▶ [WRITTEN REQUEST] Reproduce all of the data word for word.

▶ [DATA ENTRIES]
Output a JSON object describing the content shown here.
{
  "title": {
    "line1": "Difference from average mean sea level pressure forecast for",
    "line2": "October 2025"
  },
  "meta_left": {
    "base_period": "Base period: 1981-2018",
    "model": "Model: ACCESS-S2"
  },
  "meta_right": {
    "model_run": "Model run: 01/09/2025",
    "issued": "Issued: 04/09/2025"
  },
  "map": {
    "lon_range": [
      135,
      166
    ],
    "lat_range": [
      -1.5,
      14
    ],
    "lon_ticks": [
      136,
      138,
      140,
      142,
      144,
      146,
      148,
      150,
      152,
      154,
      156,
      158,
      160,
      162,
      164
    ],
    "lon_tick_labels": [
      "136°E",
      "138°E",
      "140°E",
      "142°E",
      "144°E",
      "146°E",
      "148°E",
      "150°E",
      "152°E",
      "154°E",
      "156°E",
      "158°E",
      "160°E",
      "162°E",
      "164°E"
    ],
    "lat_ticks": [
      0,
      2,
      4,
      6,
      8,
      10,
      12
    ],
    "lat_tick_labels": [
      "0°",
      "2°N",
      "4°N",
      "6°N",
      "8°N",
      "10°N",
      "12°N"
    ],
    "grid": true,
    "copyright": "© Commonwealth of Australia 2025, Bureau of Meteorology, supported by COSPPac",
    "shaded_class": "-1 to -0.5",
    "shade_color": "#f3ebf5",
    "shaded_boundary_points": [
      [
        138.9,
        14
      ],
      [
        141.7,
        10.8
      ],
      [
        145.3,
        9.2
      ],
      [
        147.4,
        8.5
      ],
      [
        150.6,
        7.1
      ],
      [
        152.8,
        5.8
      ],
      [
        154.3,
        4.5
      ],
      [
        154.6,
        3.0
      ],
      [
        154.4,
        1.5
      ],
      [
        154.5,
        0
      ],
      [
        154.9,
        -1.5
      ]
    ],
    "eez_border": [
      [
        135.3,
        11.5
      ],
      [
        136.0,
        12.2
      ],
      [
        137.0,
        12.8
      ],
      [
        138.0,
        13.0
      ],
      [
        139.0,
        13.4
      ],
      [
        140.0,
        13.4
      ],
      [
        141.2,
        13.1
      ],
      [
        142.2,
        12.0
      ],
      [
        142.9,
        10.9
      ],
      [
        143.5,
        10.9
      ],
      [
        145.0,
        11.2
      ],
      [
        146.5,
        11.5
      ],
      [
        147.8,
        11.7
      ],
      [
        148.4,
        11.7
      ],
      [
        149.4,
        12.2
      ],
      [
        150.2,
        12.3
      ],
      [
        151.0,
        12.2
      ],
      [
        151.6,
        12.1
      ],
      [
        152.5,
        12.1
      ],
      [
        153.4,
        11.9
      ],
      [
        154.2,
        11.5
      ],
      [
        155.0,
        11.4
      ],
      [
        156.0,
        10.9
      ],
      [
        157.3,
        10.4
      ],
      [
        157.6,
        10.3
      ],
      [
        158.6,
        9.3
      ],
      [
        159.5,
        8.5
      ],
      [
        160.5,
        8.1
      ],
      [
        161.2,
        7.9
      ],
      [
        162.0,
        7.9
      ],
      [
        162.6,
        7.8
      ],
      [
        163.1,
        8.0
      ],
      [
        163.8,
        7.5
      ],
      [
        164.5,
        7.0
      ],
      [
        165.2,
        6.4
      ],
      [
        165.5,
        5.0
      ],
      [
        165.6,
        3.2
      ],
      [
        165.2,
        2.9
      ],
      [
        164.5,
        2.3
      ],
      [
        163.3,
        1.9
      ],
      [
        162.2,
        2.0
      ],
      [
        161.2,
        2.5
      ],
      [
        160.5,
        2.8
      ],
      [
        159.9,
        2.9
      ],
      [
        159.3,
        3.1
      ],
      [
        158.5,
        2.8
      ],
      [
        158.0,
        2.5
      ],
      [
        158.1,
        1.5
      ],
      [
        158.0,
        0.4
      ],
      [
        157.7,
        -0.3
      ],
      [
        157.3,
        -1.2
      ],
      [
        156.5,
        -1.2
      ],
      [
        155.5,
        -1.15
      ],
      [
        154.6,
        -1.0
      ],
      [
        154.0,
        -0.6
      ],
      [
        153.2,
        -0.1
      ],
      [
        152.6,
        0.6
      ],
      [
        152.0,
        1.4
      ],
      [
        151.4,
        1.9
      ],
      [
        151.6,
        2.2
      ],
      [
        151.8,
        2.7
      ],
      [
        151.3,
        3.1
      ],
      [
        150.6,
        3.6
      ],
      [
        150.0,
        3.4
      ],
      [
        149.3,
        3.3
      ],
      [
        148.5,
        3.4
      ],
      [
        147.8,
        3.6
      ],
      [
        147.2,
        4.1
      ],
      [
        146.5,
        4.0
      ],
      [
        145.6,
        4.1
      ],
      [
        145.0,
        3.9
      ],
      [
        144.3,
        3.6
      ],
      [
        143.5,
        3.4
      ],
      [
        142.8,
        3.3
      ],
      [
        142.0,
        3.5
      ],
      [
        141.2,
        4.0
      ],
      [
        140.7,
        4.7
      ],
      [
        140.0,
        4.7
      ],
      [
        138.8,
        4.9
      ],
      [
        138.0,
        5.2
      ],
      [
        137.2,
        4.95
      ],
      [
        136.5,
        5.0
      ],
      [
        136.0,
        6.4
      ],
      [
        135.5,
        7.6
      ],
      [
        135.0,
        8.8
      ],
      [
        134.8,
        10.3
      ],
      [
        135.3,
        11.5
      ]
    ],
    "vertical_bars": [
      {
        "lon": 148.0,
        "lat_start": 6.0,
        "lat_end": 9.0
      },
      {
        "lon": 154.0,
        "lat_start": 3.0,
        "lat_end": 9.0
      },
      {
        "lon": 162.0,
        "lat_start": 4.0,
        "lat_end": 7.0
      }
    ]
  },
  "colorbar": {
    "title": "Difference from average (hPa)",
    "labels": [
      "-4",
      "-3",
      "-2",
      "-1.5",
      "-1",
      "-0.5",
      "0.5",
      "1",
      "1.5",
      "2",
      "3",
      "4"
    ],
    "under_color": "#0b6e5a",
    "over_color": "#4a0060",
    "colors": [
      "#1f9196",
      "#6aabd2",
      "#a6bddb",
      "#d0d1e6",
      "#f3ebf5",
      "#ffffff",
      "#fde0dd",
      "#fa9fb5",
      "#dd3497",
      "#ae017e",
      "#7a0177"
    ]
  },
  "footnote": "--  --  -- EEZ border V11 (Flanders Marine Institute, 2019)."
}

▶ [OUTPUT FOR THIS EXERCISE]
Output a JSON object describing the content shown here.
{
  "title": {
    "line1": "Difference from average mean sea level pressure forecast for",
    "line2": "October 2025"
  },
  "meta_left": {
    "base_period": "Base period: 1981-2018",
    "model": "Model: ACCESS-S2"
  },
  "meta_right": {
    "model_run": "Model run: 01/09/2025",
    "issued": "Issued: 04/09/2025"
  },
  "map": {
    "lon_range": [
      135,
      166
    ],
    "lat_range": [
      -1.5,
      14
    ],
    "lon_ticks": [
      136,
      138,
      140,
      142,
      144,
      146,
      148,
      150,
      152,
      154,
      156,
      158,
      160,
      162,
      164
    ],
    "lon_tick_labels": [
      "136°E",
      "138°E",
      "140°E",
      "142°E",
      "144°E",
      "146°E",
      "148°E",
      "150°E",
      "152°E",
      "154°E",
      "156°E",
      "158°E",
      "160°E",
      "162°E",
      "164°E"
    ],
    "lat_ticks": [
      0,
      2,
      4,
      6,
      8,
      10,
      12
    ],
    "lat_tick_labels": [
      "0°",
      "2°N",
      "4°N",
      "6°N",
      "8°N",
      "10°N",
      "12°N"
    ],
    "grid": true,
    "copyright": "© Commonwealth of Australia 2025, Bureau of Meteorology, supported by COSPPac",
    "shaded_class": "-1 to -0.5",
    "shade_color": "#f3ebf5",
    "shaded_boundary_points": [
      [
        138.9,
        14
      ],
      [
        141.7,
        10.8
      ],
      [
        145.3,
        9.2
      ],
      [
        147.4,
        8.5
      ],
      [
        150.6,
        7.1
      ],
      [
        152.8,
        5.8
      ],
      [
        154.3,
        4.5
      ],
      [
        154.6,
        3.0
      ],
      [
        154.4,
        1.5
      ],
      [
        154.5,
        0
      ],
      [
        154.9,
        -1.5
      ]
    ],
    "eez_border": [
      [
        135.3,
        11.5
      ],
      [
        136.0,
        12.2
      ],
      [
        137.0,
        12.8
      ],
      [
        138.0,
        13.0
      ],
      [
        139.0,
        13.4
      ],
      [
        140.0,
        13.4
      ],
      [
        141.2,
        13.1
      ],
      [
        142.2,
        12.0
      ],
      [
        142.9,
        10.9
      ],
      [
        143.5,
        10.9
      ],
      [
        145.0,
        11.2
      ],
      [
        146.5,
        11.5
      ],
      [
        147.8,
        11.7
      ],
      [
        148.4,
        11.7
      ],
      [
        149.4,
        12.2
      ],
      [
        150.2,
        12.3
      ],
      [
        151.0,
        12.2
      ],
      [
        151.6,
        12.1
      ],
      [
        152.5,
        12.1
      ],
      [
        153.4,
        11.9
      ],
      [
        154.2,
        11.5
      ],
      [
        155.0,
        11.4
      ],
      [
        156.0,
        10.9
      ],
      [
        157.3,
        10.4
      ],
      [
        157.6,
        10.3
      ],
      [
        158.6,
        9.3
      ],
      [
        159.5,
        8.5
      ],
      [
        160.5,
        8.1
      ],
      [
        161.2,
        7.9
      ],
      [
        162.0,
        7.9
      ],
      [
        162.6,
        7.8
      ],
      [
        163.1,
        8.0
      ],
      [
        163.8,
        7.5
      ],
      [
        164.5,
        7.0
      ],
      [
        165.2,
        6.4
      ],
      [
        165.5,
        5.0
      ],
      [
        165.6,
        3.2
      ],
      [
        165.2,
        2.9
      ],
      [
        164.5,
        2.3
      ],
      [
        163.3,
        1.9
      ],
      [
        162.2,
        2.0
      ],
      [
        161.2,
        2.5
      ],
      [
        160.5,
        2.8
      ],
      [
        159.9,
        2.9
      ],
      [
        159.3,
        3.1
      ],
      [
        158.5,
        2.8
      ],
      [
        158.0,
        2.5
      ],
      [
        158.1,
        1.5
      ],
      [
        158.0,
        0.4
      ],
      [
        157.7,
        -0.3
      ],
      [
        157.3,
        -1.2
      ],
      [
        156.5,
        -1.2
      ],
      [
        155.5,
        -1.15
      ],
      [
        154.6,
        -1.0
      ],
      [
        154.0,
        -0.6
      ],
      [
        153.2,
        -0.1
      ],
      [
        152.6,
        0.6
      ],
      [
        152.0,
        1.4
      ],
      [
        151.4,
        1.9
      ],
      [
        151.6,
        2.2
      ],
      [
        151.8,
        2.7
      ],
      [
        151.3,
        3.1
      ],
      [
        150.6,
        3.6
      ],
      [
        150.0,
        3.4
      ],
      [
        149.3,
        3.3
      ],
      [
        148.5,
        3.4
      ],
      [
        147.8,
        3.6
      ],
      [
        147.2,
        4.1
      ],
      [
        146.5,
        4.0
      ],
      [
        145.6,
        4.1
      ],
      [
        145.0,
        3.9
      ],
      [
        144.3,
        3.6
      ],
      [
        143.5,
        3.4
      ],
      [
        142.8,
        3.3
      ],
      [
        142.0,
        3.5
      ],
      [
        141.2,
        4.0
      ],
      [
        140.7,
        4.7
      ],
      [
        140.0,
        4.7
      ],
      [
        138.8,
        4.9
      ],
      [
        138.0,
        5.2
      ],
      [
        137.2,
        4.95
      ],
      [
        136.5,
        5.0
      ],
      [
        136.0,
        6.4
      ],
      [
        135.5,
        7.6
      ],
      [
        135.0,
        8.8
      ],
      [
        134.8,
        10.3
      ],
      [
        135.3,
        11.5
      ]
    ],
    "vertical_bars": [
      {
        "lon": 148.0,
        "lat_start": 6.0,
        "lat_end": 9.0
      },
      {
        "lon": 154.0,
        "lat_start": 3.0,
        "lat_end": 9.0
      },
      {
        "lon": 162.0,
        "lat_start": 4.0,
        "lat_end": 7.0
      }
    ]
  },
  "colorbar": {
    "title": "Difference from average (hPa)",
    "labels": [
      "-4",
      "-3",
      "-2",
      "-1.5",
      "-1",
      "-0.5",
      "0.5",
      "1",
      "1.5",
      "2",
      "3",
      "4"
    ],
    "under_color": "#0b6e5a",
    "over_color": "#4a0060",
    "colors": [
      "#1f9196",
      "#6aabd2",
      "#a6bddb",
      "#d0d1e6",
      "#f3ebf5",
      "#ffffff",
      "#fde0dd",
      "#fa9fb5",
      "#dd3497",
      "#ae017e",
      "#7a0177"
    ]
  },
  "footnote": "--  --  -- EEZ border V11 (Flanders Marine Institute, 2019)."
}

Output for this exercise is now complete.